◆ SUPPLIED ENTRIES:
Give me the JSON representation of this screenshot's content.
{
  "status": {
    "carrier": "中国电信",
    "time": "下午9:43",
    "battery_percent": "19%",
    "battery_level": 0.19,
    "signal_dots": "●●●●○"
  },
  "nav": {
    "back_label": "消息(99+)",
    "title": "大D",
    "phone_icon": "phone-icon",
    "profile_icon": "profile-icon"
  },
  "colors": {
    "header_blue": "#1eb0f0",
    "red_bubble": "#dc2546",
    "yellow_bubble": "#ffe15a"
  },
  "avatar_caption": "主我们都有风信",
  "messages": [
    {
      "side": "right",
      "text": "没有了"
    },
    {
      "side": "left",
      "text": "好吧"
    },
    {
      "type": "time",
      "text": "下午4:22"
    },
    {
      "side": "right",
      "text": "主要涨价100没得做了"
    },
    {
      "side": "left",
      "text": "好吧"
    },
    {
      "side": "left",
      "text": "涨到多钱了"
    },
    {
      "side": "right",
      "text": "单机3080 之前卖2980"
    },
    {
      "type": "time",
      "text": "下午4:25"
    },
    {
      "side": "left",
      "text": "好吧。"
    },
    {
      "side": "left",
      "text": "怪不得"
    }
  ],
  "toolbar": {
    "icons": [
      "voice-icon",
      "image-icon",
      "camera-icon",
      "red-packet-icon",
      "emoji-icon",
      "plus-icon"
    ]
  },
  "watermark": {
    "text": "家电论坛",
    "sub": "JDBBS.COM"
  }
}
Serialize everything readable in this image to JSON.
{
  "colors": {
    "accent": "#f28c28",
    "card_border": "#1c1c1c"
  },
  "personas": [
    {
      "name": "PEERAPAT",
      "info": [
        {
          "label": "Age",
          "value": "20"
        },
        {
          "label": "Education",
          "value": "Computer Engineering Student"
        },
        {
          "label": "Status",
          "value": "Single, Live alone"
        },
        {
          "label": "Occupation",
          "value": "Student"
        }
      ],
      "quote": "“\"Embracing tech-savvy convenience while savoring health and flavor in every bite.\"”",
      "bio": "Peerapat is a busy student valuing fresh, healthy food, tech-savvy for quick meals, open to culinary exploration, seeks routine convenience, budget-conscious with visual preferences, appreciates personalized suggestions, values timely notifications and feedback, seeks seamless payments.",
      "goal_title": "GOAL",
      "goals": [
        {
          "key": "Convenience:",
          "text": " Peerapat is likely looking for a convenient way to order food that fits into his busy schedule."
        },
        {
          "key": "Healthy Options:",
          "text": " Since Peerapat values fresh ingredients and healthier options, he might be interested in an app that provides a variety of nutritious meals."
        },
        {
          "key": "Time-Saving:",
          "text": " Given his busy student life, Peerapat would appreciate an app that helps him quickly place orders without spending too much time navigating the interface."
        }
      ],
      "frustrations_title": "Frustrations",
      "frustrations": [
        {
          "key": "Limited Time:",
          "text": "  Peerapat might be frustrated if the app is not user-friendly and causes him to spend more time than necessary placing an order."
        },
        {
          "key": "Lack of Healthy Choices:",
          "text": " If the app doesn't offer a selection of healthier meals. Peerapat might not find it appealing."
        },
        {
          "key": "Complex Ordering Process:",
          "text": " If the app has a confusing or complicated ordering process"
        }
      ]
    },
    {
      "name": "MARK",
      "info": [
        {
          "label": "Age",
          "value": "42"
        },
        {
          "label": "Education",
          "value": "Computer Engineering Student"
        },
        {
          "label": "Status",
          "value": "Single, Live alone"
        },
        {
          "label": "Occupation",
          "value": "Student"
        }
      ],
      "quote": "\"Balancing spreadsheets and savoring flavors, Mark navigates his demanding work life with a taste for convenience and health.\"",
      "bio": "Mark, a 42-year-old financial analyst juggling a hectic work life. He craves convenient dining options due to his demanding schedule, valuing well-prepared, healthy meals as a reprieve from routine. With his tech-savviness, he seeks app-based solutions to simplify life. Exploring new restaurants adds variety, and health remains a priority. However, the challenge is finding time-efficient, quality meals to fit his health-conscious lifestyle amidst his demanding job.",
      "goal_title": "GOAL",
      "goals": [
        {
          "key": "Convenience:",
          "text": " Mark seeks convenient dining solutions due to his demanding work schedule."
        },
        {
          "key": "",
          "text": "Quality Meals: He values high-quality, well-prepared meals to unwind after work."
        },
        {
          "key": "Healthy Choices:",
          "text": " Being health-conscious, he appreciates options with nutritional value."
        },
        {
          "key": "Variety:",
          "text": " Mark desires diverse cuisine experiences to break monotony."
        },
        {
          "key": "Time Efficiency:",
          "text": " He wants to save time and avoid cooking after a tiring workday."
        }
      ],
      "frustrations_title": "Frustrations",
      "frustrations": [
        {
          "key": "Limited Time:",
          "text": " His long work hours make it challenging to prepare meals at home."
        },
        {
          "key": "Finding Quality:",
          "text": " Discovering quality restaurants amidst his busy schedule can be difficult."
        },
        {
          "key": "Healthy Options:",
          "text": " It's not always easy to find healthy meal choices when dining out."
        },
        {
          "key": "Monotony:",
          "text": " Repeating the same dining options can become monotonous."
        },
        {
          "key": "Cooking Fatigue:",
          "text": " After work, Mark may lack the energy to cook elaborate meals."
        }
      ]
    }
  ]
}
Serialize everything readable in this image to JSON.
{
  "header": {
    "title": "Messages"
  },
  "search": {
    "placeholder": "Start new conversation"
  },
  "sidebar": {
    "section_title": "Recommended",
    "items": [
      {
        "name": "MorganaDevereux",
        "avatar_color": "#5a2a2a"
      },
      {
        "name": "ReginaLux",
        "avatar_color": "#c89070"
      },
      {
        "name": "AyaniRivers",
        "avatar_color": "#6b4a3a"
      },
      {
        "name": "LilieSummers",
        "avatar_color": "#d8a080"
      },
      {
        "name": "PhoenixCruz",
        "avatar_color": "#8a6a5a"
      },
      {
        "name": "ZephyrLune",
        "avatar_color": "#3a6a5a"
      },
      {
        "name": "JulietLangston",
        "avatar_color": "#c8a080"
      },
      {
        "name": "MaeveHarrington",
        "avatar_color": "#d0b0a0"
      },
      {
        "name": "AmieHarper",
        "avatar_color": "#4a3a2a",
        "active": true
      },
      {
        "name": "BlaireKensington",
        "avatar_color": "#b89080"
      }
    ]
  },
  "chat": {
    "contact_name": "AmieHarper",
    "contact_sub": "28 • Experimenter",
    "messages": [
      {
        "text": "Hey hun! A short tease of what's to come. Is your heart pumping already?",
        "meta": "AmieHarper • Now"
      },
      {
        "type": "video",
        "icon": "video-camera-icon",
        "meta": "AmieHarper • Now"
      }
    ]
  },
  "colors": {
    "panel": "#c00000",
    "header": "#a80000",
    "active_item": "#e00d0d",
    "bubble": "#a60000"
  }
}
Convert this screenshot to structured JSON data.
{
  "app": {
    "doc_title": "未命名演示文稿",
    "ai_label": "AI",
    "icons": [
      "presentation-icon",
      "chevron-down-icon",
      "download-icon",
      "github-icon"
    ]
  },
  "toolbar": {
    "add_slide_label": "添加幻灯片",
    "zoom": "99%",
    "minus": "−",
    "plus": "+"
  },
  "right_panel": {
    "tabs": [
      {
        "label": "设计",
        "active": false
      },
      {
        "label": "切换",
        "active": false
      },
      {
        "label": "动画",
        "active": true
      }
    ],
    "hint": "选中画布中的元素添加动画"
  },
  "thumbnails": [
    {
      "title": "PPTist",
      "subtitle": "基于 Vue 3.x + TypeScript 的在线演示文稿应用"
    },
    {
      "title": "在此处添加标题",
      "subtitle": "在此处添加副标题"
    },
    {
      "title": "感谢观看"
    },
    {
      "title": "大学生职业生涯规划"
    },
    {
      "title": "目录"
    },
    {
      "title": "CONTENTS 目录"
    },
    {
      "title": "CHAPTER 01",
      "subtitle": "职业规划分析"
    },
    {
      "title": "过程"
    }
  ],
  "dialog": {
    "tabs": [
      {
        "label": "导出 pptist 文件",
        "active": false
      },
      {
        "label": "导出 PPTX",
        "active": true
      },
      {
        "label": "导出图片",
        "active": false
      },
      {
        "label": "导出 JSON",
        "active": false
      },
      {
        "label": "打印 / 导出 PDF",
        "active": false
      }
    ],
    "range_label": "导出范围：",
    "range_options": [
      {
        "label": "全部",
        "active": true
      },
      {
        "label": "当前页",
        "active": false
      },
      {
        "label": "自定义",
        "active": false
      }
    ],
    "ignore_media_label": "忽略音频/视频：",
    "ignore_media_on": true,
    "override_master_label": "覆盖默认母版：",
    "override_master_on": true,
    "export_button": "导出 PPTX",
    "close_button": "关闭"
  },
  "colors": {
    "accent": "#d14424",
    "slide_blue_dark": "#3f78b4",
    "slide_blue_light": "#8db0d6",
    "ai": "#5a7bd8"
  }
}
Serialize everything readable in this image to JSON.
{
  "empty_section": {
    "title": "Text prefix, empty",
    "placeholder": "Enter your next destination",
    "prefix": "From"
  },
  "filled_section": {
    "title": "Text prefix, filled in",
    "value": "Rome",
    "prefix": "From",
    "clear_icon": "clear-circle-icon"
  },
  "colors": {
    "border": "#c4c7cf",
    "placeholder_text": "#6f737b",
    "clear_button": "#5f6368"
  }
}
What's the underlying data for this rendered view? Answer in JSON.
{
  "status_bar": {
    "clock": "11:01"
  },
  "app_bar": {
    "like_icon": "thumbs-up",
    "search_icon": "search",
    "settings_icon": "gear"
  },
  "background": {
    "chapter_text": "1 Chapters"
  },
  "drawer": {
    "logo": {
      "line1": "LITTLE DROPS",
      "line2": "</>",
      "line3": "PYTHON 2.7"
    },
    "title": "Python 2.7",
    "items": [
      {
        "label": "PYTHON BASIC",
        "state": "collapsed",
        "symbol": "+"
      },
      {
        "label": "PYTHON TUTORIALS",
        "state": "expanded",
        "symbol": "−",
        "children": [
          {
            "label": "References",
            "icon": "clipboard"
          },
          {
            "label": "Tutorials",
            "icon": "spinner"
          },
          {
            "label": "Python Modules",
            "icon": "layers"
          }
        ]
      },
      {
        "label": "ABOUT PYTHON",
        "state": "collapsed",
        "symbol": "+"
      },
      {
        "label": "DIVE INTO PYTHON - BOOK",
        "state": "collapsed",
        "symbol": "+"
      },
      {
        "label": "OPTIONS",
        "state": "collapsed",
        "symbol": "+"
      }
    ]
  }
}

◆ WHAT IS EXPECTED: Show every line of the listing in which the string "JSON" can be found.

◆ EXERCISE ANSWER:
Give me the JSON representation of this screenshot's content.
Serialize everything readable in this image to JSON.
Serialize everything readable in this image to JSON.
Convert this screenshot to structured JSON data.
        "label": "导出 JSON",
Serialize everything readable in this image to JSON.
What's the underlying data for this rendered view? Answer in JSON.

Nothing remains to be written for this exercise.